## START

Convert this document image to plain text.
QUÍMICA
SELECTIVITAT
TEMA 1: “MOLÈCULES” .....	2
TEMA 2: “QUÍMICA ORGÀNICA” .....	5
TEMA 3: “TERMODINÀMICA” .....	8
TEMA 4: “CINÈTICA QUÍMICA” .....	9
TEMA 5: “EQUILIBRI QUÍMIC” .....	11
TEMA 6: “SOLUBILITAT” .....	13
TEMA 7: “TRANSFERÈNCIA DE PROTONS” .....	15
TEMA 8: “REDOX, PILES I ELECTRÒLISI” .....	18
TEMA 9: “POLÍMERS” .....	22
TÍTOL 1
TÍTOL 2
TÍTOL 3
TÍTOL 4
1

## END
## START

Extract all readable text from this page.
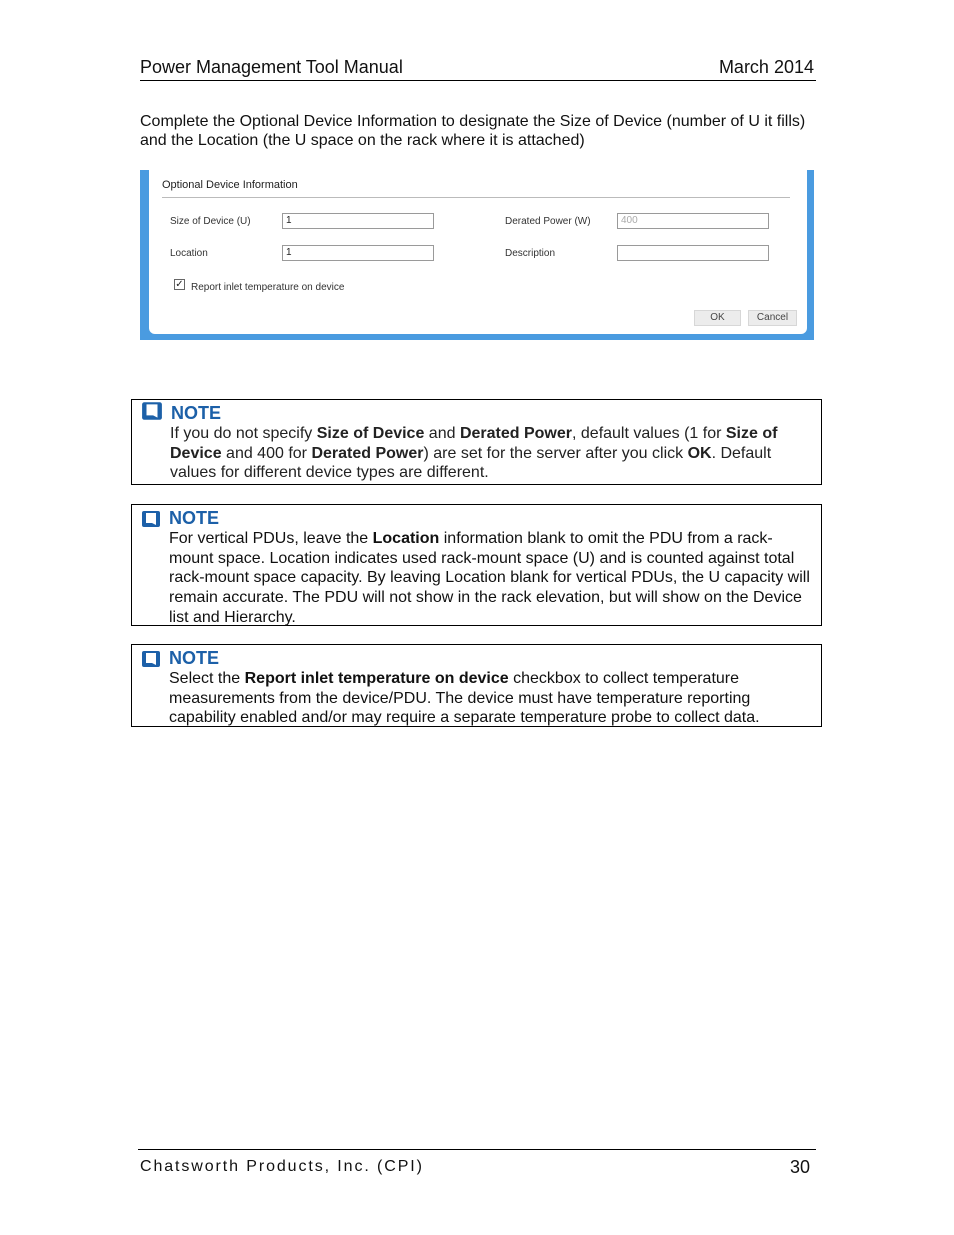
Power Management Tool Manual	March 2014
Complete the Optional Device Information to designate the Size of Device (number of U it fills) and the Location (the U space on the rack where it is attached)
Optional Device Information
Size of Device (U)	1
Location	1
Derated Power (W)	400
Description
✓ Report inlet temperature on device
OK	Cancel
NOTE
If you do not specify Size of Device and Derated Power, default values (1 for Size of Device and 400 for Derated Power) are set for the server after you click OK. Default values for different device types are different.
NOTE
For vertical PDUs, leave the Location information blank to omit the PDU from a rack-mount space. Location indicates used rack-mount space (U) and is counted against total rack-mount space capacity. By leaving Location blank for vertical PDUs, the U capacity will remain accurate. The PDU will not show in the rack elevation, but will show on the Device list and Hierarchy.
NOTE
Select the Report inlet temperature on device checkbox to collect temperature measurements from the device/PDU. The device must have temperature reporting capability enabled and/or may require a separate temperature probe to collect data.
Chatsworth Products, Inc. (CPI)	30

## END

Description of the task: Your task is to list each line of the records with the word "Size".

Full solution:
Complete the Optional Device Information to designate the Size of Device (number of U it fills) and the Location (the U space on the rack where it is attached)
Size of Device (U)	1
If you do not specify Size of Device and Derated Power, default values (1 for Size of Device and 400 for Derated Power) are set for the server after you click OK. Default values for different device types are different.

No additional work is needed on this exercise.